# [Exercise objective]
Give every line from the entries that contains "often".

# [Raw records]
= = = = = = =

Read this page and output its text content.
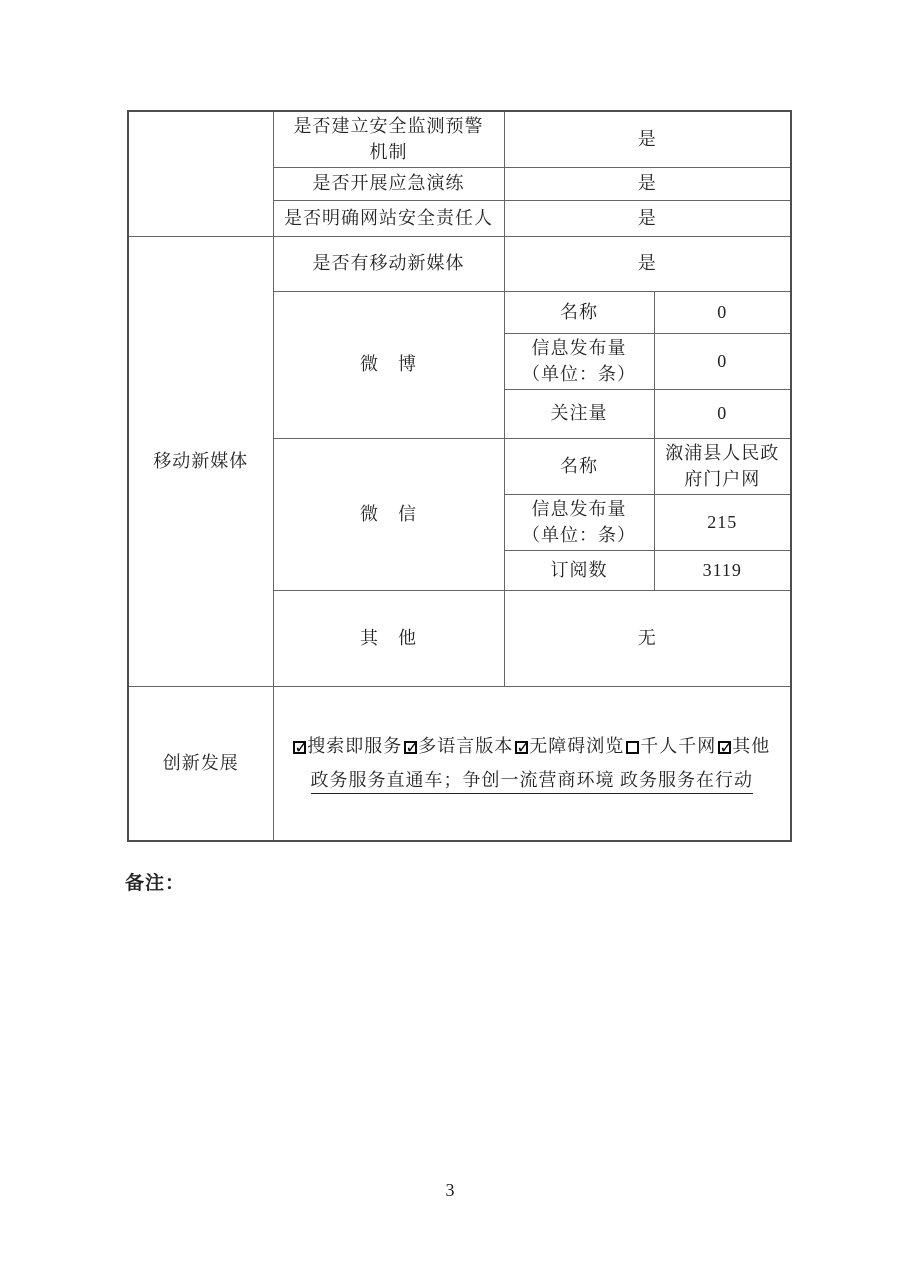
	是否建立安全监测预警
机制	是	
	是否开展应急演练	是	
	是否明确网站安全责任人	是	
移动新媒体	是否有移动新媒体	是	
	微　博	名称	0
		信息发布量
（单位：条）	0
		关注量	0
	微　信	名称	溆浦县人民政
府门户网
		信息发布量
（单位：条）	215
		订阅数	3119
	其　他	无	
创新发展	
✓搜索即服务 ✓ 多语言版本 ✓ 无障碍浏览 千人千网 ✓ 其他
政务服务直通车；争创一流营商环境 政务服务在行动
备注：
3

= = = = = = =

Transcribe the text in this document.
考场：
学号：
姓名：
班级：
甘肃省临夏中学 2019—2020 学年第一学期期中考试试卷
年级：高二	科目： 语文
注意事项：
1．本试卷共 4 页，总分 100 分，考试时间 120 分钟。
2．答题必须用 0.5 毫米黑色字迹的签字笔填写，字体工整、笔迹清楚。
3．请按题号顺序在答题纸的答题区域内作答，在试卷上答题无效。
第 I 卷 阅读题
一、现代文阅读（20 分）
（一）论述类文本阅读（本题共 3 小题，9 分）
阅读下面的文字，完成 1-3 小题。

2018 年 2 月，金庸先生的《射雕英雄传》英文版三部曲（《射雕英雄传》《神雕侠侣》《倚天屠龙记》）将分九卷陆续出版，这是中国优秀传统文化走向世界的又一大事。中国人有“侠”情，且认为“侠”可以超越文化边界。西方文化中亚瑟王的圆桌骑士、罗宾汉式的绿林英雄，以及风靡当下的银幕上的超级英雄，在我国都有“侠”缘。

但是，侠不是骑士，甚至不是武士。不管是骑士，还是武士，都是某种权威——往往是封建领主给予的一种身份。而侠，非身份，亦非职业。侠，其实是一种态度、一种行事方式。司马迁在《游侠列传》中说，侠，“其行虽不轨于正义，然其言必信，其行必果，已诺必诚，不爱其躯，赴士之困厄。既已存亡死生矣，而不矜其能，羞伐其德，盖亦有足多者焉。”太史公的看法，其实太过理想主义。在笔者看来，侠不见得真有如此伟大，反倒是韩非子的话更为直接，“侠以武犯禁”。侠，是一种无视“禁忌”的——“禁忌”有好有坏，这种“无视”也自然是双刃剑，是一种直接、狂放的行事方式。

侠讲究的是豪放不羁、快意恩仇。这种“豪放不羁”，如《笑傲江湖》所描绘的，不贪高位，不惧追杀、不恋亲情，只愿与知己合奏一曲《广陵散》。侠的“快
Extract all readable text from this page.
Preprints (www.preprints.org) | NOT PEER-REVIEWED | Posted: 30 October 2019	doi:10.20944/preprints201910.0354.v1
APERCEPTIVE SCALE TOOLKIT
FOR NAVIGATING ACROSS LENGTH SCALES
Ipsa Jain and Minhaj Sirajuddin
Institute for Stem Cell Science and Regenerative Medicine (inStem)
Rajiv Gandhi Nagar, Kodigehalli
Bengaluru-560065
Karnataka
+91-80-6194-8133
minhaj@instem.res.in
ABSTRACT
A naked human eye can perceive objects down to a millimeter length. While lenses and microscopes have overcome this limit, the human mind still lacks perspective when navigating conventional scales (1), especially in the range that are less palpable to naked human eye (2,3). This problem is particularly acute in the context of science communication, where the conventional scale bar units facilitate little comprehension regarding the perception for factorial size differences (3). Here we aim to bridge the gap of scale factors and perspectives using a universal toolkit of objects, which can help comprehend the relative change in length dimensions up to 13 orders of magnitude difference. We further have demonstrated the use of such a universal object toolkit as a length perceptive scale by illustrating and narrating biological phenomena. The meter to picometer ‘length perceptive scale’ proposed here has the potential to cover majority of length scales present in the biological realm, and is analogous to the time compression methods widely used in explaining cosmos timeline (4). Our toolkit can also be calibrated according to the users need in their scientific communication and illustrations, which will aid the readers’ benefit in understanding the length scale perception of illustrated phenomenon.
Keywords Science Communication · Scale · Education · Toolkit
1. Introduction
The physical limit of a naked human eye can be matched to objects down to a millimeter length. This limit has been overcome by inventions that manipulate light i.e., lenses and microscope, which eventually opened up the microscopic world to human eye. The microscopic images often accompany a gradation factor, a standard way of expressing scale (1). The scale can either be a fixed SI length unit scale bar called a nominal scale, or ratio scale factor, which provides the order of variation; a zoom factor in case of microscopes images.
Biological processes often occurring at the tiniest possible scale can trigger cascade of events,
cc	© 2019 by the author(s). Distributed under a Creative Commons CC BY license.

= = = = = = =

# [Expected answer]
The physical limit of a naked human eye can be matched to objects down to a millimeter length. This limit has been overcome by inventions that manipulate light i.e., lenses and microscope, which eventually opened up the microscopic world to human eye. The microscopic images often accompany a gradation factor, a standard way of expressing scale (1). The scale can either be a fixed SI length unit scale bar called a nominal scale, or ratio scale factor, which provides the order of variation; a zoom factor in case of microscopes images.
Biological processes often occurring at the tiniest possible scale can trigger cascade of events,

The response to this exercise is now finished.